**引用文**
───

野球の大谷翔平選手をはじめ、近年スポーツの世界において日本人選手の活躍が目覚ましい。そんな彼らに共通しているのが自己肯定感だ。自己肯定感を持つことがなぜ成功に繋がるのか? 自己肯定感はどうやって高めればいいのか? 『大谷翔平から学ぶ成功メソッド』や『わが子を天才に導くうまい子育て』などの書籍を多数執筆し、数多くのアスリートのメンタルトレーナーを務めてきたスポーツ心理学者の児玉光雄氏に、その秘訣を伺った。
自己肯定感は、どんな時に役立つのか?――先生の著書にも『大谷翔平・羽生結弦の育て方 子どもの自己肯定感を高める41のヒント』というタイトルがありますが、なぜ自己肯定感を高めた方がいいのでしょうか?
児玉光雄氏(以下、児玉):そもそも自己肯定感とは「自分は能力がある」という思い込みを持つことです。控えめこそが美徳という文化のある日本人は欧米人に比べて「自分には才能がある」といったことを表立って出すと、自意識過剰だとか、大風呂敷を広げているなどと、ネガティブな評価をされることがあります。しかし時代はどんどん変わっていて、自信満々の態度、表情あるいは発言をする人たちが、これからはあらゆる組織で受け入れられていくと僕は思っています。スポーツ選手で言えば大谷翔平選手、あるいはすでに引退されていますがイチローさんは、自己肯定感が高く実際に結果を残しています。
ニューヨーク州立大学の心理学教室でR・フェルソン博士という人が2000人ぐらいの高校生を1年から3年まで追跡し、どのような生徒の成績が伸びるかという調査をしました。その結果、やはり自己肯定感が高い生徒ほど3年後に見事に成績が伸びていたそうです。
順風満帆の時は、自己肯定感の低い子どもも高い子どもも大した差がないのですが、両者の差が出てくるのは、逆境やピンチに見舞われた時です。自己肯定感の低い子どもはちょっとしたピンチで「僕はやっぱりダメなんだ」とがっかりしてやる気をなくしてしまう。ところが、大谷選手のような自己肯定感の高い選手は、ピンチになった時に「この壁を乗り越えることをやりがいにするんだ」と考え、ファイトをもって壁を乗り越えられるわけです。

───

**与えられた情報**
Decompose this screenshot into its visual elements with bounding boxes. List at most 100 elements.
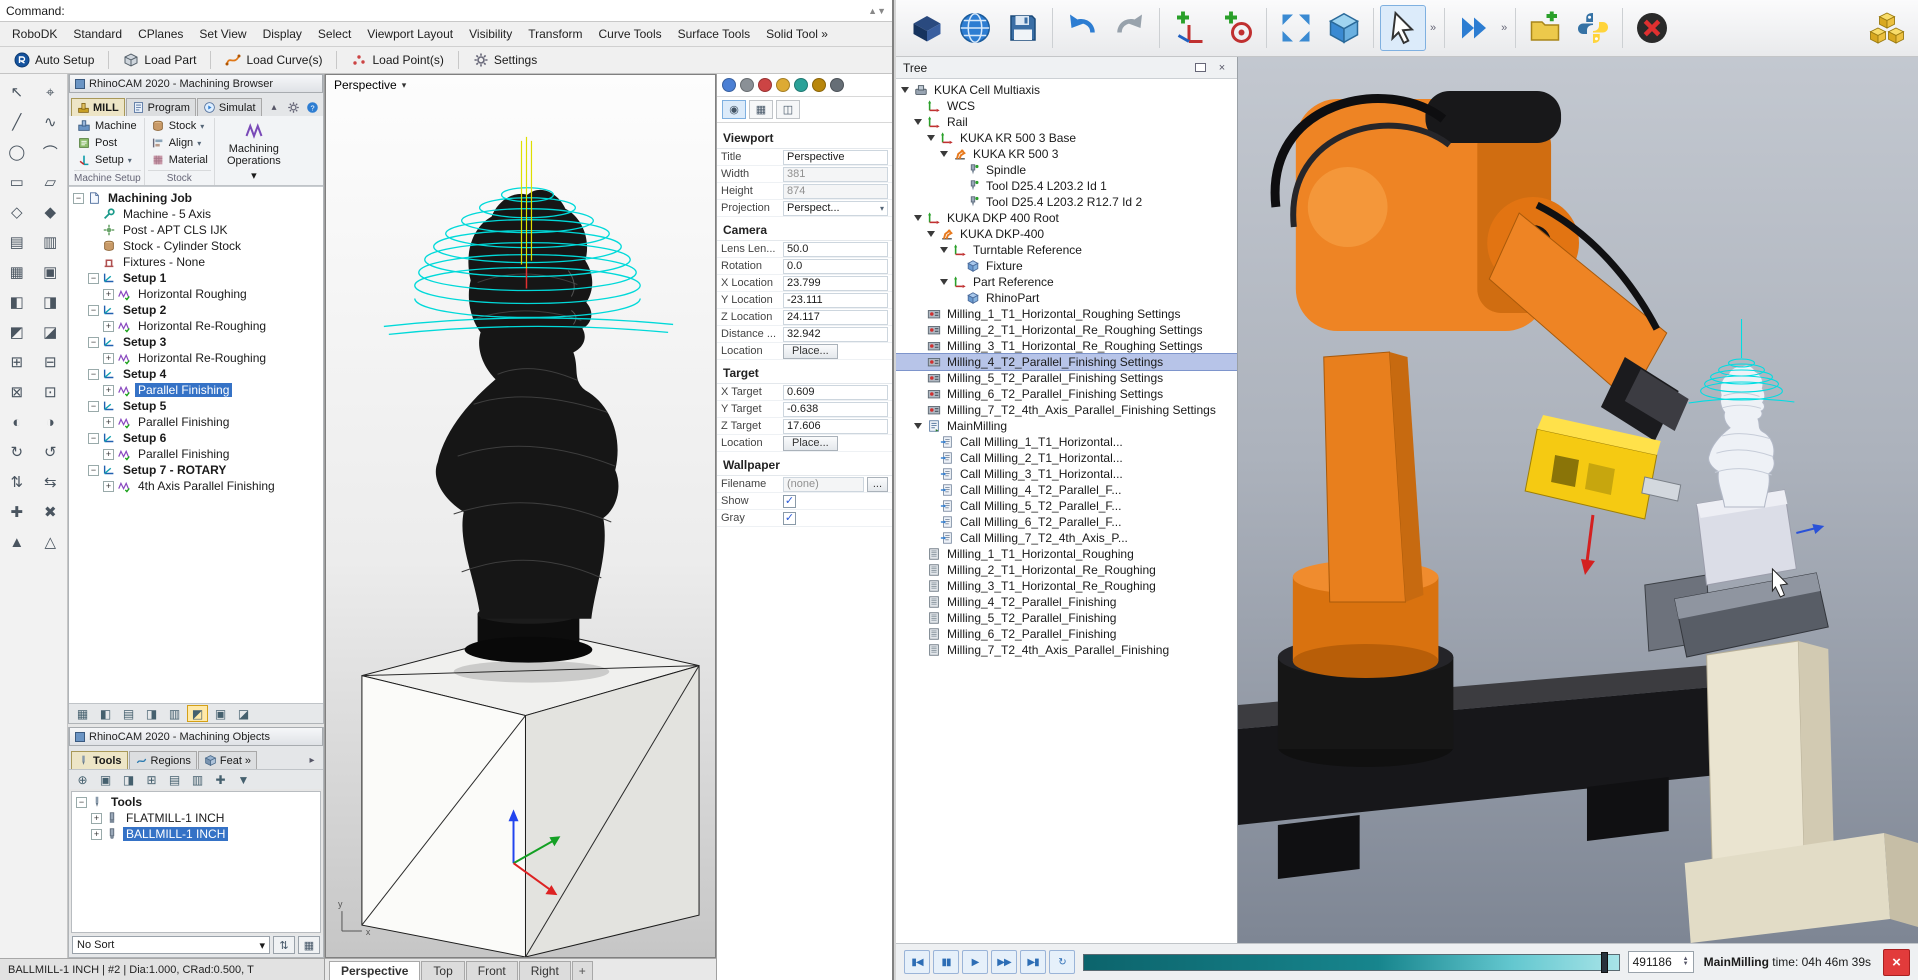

───

**課題**
(1) 自己肯定感についての引用文のうち、「児玉光雄氏(以下、児玉):そ」で始まり「く実際に結果を残しています。」まで続く部分を、一字一句違えずに書き写してください。
(2) 自己肯定感をめぐる児玉光雄氏のインタビューを、最後の文の後から書き進めてください。
これらの行は、引用文とは別個の資料である。

**各課題の解答**
(1)
児玉光雄氏(以下、児玉):そもそも自己肯定感とは「自分は能力がある」という思い込みを持つことです。控えめこそが美徳という文化のある日本人は欧米人に比べて「自分には才能がある」といったことを表立って出すと、自意識過剰だとか、大風呂敷を広げているなどと、ネガティブな評価をされることがあります。しかし時代はどんどん変わっていて、自信満々の態度、表情あるいは発言をする人たちが、これからはあらゆる組織で受け入れられていくと僕は思っています。スポーツ選手で言えば大谷翔平選手、あるいはすでに引退されていますがイチローさんは、自己肯定感が高く実際に結果を残しています。

(2)
しなやかマインドセットと、コチコチマインドセット――大谷翔平選手やイチローさんのような方々は、非凡な才能があったから自己肯定感が結果に結びついたのではないでしょうか? 一般人でも自己肯定感を結果に繋げることはできますか?
児玉:それについては、私自身も興味を持っているマインドセットという言葉で説明しましょう。これは最近欧米でも非常に注目されていて心理学の重要テーマの一つになっている言葉です。もともとスタンフォード大学のキャロル・ドゥエックという心理学者が言い出して注目されたのですが、彼女はマインドセットには2つの種類があると定義しています。1つは「しなやかマインドセット」、もう1つは「コチコチマインドセット」。「しなやかマインドセット」は基本的には、人間の才能は、努力、鍛錬といった後天的なものによって花開くんだ、という考えです。例えば大谷選手やイチローさんなど一流のアスリートは、もちろん才能がなければメジャーリーガーはおろか、プロ野球選手にもなれないわけですが、でも、才能だけで成功するほどこの世の中は甘くない。日ごろの鍛錬の積み重ねによってのみ才能の花が開くということです。つまり、ピンチになっても、努力をすれば才能の花が開くと信じて努力を続けられることが、その才能を開花させるだけでなく、スランプやピンチ、逆境を乗り越える唯一の要素なんだということです。反対に言えば、いくら才能に満ち溢れていても、鍛錬をしなければその才能は枯れてしまうんだ、という考え方です。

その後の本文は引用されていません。